■ WRITTEN PROBLEM ■
Copy out the material below in full, but not its images.

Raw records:
● ● ● ● ●
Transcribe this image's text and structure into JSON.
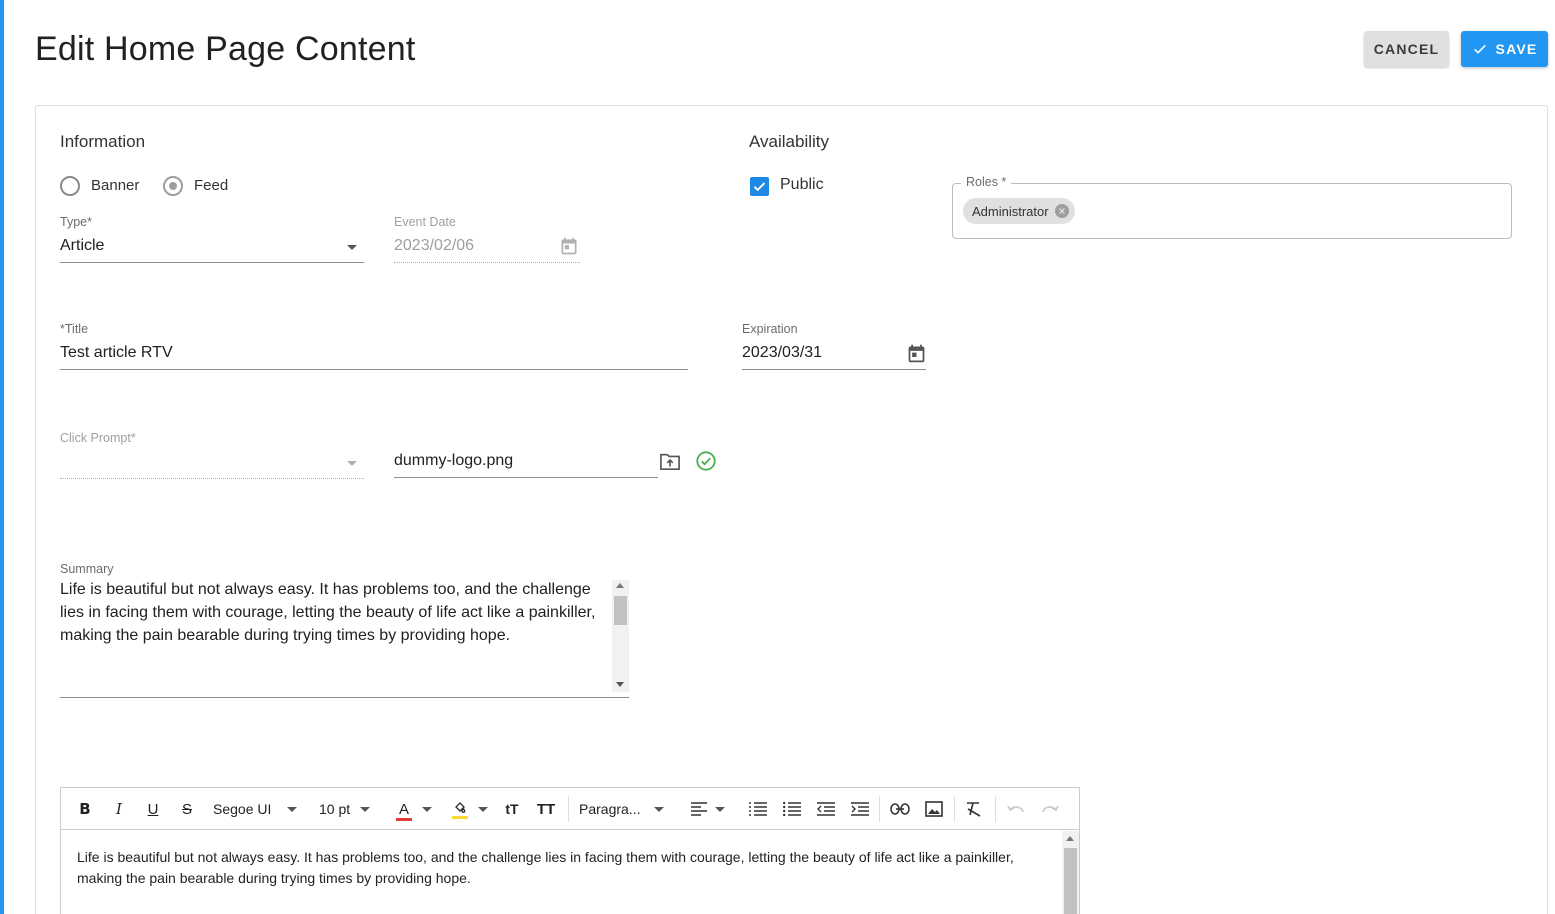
{
  "page": {
    "title": "Edit Home Page Content",
    "cancel_label": "CANCEL",
    "save_label": "SAVE"
  },
  "information": {
    "heading": "Information",
    "content_kind": {
      "options": [
        "Banner",
        "Feed"
      ],
      "selected": "Feed"
    },
    "type": {
      "label": "Type*",
      "value": "Article"
    },
    "event_date": {
      "label": "Event Date",
      "value": "2023/02/06"
    },
    "title": {
      "label": "*Title",
      "value": "Test article RTV"
    },
    "click_prompt": {
      "label": "Click Prompt*",
      "value": ""
    },
    "file": {
      "value": "dummy-logo.png"
    },
    "summary": {
      "label": "Summary",
      "value": "Life is beautiful but not always easy. It has problems too, and the challenge lies in facing them with courage, letting the beauty of life act like a painkiller, making the pain bearable during trying times by providing hope."
    }
  },
  "availability": {
    "heading": "Availability",
    "public": {
      "label": "Public",
      "checked": true
    },
    "roles": {
      "label": "Roles *",
      "chips": [
        "Administrator"
      ]
    },
    "expiration": {
      "label": "Expiration",
      "value": "2023/03/31"
    }
  },
  "editor": {
    "toolbar": {
      "font_family": "Segoe UI",
      "font_size": "10 pt",
      "block_format": "Paragra..."
    },
    "content": "Life is beautiful but not always easy. It has problems too, and the challenge lies in facing them with courage, letting the beauty of life act like a painkiller, making the pain bearable during trying times by providing hope."
  },
  "colors": {
    "accent": "#2196f3",
    "checkbox": "#1e88e5",
    "success": "#4caf50",
    "text_color_swatch": "#e53935",
    "highlight_swatch": "#fdd835"
  }
}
● ● ● ● ●
■ OUTPUT FOR THIS EXERCISE ■
Transcribe this image's text and structure into JSON.
{
  "page": {
    "title": "Edit Home Page Content",
    "cancel_label": "CANCEL",
    "save_label": "SAVE"
  },
  "information": {
    "heading": "Information",
    "content_kind": {
      "options": [
        "Banner",
        "Feed"
      ],
      "selected": "Feed"
    },
    "type": {
      "label": "Type*",
      "value": "Article"
    },
    "event_date": {
      "label": "Event Date",
      "value": "2023/02/06"
    },
    "title": {
      "label": "*Title",
      "value": "Test article RTV"
    },
    "click_prompt": {
      "label": "Click Prompt*",
      "value": ""
    },
    "file": {
      "value": "dummy-logo.png"
    },
    "summary": {
      "label": "Summary",
      "value": "Life is beautiful but not always easy. It has problems too, and the challenge lies in facing them with courage, letting the beauty of life act like a painkiller, making the pain bearable during trying times by providing hope."
    }
  },
  "availability": {
    "heading": "Availability",
    "public": {
      "label": "Public",
      "checked": true
    },
    "roles": {
      "label": "Roles *",
      "chips": [
        "Administrator"
      ]
    },
    "expiration": {
      "label": "Expiration",
      "value": "2023/03/31"
    }
  },
  "editor": {
    "toolbar": {
      "font_family": "Segoe UI",
      "font_size": "10 pt",
      "block_format": "Paragra..."
    },
    "content": "Life is beautiful but not always easy. It has problems too, and the challenge lies in facing them with courage, letting the beauty of life act like a painkiller, making the pain bearable during trying times by providing hope."
  },
  "colors": {
    "accent": "#2196f3",
    "checkbox": "#1e88e5",
    "success": "#4caf50",
    "text_color_swatch": "#e53935",
    "highlight_swatch": "#fdd835"
  }
}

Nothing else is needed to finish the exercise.